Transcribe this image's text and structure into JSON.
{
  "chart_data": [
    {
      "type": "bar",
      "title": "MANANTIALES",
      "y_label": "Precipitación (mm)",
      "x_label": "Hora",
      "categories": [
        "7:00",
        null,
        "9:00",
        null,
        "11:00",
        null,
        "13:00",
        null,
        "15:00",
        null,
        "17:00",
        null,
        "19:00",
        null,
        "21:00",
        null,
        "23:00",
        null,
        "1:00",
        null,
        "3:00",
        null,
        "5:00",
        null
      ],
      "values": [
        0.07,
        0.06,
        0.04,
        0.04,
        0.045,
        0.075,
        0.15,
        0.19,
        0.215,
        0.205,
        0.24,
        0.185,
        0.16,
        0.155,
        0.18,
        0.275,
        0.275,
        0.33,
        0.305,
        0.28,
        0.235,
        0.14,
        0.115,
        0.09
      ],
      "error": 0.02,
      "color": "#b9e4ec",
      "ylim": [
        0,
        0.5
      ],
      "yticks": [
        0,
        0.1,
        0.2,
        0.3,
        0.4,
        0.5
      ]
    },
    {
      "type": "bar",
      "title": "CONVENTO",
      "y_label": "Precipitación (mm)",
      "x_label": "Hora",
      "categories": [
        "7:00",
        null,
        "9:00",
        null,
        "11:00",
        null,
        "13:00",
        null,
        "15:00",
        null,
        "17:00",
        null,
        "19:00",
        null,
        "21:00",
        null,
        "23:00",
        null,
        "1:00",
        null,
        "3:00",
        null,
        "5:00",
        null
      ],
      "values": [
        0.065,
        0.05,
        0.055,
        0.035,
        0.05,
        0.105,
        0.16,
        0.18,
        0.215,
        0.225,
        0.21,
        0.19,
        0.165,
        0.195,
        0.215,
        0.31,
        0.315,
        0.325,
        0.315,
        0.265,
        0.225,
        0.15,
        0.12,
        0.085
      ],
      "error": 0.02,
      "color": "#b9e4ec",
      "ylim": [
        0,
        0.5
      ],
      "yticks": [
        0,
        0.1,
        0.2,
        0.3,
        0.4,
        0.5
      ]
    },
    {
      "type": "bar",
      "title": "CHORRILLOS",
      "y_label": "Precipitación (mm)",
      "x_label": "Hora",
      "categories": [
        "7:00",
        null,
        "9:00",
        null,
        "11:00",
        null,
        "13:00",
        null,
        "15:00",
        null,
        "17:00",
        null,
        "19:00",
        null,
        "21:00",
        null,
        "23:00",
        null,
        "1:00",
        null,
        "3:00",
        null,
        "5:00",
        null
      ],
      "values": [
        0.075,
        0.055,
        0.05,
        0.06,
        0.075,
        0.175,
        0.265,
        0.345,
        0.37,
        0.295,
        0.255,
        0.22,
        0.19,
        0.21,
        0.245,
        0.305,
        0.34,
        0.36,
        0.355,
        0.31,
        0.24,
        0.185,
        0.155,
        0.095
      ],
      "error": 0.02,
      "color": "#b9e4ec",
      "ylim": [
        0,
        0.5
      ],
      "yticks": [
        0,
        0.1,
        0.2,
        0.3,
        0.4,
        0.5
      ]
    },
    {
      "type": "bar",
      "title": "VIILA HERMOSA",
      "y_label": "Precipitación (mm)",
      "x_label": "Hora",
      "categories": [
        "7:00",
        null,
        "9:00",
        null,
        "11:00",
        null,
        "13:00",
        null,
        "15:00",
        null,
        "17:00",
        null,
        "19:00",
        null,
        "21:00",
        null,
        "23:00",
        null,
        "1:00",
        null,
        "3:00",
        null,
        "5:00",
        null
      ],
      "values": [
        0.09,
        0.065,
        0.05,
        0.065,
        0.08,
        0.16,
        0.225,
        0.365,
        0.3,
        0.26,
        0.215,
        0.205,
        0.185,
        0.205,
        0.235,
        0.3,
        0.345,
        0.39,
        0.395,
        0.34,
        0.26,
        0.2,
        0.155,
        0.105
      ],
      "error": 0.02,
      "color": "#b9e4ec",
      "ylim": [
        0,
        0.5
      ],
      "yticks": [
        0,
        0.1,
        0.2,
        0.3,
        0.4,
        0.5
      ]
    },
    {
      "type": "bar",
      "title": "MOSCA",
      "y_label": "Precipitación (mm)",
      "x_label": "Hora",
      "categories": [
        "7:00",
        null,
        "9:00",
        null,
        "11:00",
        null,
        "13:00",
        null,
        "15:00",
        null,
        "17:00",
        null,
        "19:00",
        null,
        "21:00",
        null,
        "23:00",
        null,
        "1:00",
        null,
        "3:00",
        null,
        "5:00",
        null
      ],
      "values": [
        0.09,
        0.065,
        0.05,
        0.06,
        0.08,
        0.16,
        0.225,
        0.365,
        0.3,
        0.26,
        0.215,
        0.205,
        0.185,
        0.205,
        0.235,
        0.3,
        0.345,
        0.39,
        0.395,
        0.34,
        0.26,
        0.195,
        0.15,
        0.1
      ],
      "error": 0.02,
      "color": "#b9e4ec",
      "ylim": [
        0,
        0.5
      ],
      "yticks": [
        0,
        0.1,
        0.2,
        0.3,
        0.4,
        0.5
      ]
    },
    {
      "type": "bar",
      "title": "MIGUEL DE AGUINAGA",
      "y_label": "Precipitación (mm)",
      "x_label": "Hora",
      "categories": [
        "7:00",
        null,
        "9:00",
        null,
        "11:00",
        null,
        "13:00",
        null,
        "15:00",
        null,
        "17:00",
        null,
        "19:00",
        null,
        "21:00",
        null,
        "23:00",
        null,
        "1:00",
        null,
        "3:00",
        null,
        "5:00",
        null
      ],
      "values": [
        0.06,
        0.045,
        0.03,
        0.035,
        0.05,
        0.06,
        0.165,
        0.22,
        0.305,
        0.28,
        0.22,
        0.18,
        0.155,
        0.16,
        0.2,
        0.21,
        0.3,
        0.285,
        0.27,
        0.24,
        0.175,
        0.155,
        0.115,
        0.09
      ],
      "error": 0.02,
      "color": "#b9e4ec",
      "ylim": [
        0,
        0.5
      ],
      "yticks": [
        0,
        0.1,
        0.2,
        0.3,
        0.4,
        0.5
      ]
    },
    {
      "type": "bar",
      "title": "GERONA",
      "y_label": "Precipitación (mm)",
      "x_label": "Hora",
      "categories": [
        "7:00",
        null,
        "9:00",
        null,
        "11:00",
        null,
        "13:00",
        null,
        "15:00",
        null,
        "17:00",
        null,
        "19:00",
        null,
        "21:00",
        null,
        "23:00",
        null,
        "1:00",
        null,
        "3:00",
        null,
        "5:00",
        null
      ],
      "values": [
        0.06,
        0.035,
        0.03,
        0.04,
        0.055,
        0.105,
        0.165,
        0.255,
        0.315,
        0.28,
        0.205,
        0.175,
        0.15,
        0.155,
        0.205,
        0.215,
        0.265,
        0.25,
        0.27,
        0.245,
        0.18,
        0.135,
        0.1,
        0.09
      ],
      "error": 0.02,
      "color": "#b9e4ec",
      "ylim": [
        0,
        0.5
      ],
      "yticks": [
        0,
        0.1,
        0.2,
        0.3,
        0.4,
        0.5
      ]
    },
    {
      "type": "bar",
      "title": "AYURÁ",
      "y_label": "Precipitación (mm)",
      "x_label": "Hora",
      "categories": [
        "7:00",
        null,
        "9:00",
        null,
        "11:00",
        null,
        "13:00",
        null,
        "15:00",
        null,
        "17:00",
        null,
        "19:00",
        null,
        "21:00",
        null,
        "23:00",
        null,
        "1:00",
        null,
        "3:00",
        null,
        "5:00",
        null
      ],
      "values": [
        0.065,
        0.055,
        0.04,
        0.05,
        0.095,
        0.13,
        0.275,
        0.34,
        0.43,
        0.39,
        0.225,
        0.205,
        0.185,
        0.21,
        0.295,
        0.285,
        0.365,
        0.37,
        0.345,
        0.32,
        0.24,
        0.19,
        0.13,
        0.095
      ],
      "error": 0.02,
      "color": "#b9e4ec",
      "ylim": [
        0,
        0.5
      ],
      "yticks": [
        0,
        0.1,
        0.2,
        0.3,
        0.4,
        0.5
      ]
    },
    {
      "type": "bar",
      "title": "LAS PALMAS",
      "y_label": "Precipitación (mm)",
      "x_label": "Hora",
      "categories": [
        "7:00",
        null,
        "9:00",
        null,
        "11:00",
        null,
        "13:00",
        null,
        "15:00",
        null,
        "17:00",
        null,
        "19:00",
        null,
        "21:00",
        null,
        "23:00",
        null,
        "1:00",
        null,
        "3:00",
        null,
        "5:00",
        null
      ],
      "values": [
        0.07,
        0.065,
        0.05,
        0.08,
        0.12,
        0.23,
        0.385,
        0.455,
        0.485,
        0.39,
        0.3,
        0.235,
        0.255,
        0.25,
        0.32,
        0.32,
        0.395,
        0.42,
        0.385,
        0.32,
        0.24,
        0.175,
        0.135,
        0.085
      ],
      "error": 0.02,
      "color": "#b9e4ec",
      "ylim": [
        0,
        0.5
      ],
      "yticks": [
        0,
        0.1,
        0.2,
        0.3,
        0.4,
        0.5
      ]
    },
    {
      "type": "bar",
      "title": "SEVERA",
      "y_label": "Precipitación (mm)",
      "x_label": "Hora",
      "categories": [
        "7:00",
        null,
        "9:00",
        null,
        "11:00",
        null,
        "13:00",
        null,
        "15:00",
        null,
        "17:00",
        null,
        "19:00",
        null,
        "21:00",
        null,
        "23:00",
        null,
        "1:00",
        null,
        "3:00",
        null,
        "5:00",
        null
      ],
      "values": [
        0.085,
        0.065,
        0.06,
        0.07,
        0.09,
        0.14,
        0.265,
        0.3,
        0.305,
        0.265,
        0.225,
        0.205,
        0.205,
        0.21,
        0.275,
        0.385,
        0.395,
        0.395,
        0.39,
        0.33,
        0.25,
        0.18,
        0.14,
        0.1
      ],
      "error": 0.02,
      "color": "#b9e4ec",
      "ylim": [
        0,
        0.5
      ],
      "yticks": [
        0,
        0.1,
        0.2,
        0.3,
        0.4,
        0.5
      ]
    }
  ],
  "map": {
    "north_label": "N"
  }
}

==============================

Pick out the lines that include the word "title" and write them out.

      "title": "MANANTIALES",
      "title": "CONVENTO",
      "title": "CHORRILLOS",
      "title": "VIILA HERMOSA",
      "title": "MOSCA",
      "title": "MIGUEL DE AGUINAGA",
      "title": "GERONA",
      "title": "AYURÁ",
      "title": "LAS PALMAS",
      "title": "SEVERA",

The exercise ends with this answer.